SET PROBLEM:
From the entries below, extract every line that includes the word "的电流之比为".

Stored records:
'''

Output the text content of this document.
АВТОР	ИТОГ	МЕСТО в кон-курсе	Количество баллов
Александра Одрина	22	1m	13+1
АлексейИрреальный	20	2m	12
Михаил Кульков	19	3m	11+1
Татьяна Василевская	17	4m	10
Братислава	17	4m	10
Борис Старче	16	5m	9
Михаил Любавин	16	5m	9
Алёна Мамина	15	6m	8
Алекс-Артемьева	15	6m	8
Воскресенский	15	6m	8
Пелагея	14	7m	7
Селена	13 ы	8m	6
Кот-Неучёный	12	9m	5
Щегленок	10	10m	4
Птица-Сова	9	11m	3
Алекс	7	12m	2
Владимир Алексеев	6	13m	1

'''
'''

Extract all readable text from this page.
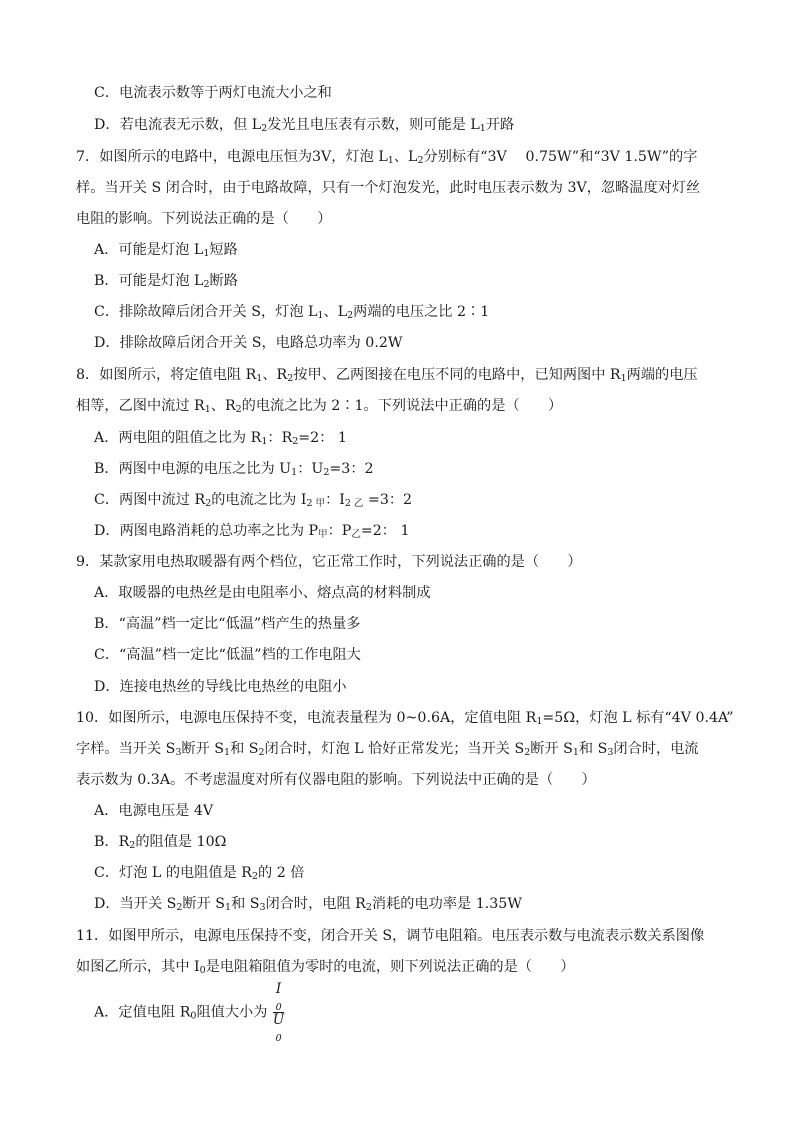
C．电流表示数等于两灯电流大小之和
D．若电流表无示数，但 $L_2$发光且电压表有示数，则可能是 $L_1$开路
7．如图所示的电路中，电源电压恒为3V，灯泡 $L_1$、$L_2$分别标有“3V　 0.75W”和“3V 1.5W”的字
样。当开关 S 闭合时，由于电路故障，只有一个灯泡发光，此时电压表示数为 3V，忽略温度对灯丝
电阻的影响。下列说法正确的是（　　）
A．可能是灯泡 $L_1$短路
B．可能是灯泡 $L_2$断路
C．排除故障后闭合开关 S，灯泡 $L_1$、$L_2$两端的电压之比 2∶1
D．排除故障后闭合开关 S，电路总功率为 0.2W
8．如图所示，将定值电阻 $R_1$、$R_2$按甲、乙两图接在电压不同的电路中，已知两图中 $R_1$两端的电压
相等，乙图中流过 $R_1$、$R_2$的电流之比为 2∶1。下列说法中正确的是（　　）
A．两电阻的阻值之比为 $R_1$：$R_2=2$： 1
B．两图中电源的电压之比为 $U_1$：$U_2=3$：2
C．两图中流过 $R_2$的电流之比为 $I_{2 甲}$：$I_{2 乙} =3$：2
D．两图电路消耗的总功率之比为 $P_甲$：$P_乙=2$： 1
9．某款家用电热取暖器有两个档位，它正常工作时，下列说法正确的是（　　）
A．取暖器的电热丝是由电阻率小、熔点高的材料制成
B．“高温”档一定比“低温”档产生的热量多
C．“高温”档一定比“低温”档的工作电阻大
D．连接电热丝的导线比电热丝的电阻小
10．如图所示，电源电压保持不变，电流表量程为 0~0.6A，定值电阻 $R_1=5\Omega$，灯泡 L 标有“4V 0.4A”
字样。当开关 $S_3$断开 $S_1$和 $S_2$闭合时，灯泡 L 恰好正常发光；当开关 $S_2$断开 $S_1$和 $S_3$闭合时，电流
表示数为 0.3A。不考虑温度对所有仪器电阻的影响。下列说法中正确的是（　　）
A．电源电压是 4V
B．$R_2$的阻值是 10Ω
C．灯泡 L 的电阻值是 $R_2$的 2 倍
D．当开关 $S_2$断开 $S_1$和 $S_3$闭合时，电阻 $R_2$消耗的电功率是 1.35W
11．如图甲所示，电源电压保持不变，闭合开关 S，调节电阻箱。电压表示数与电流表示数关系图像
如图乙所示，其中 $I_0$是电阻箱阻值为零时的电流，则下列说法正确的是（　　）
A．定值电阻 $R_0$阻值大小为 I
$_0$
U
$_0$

'''

WRITTEN SOLUTION:
相等，乙图中流过 $R_1$、$R_2$的电流之比为 2∶1。下列说法中正确的是（　　）
C．两图中流过 $R_2$的电流之比为 $I_{2 甲}$：$I_{2 乙} =3$：2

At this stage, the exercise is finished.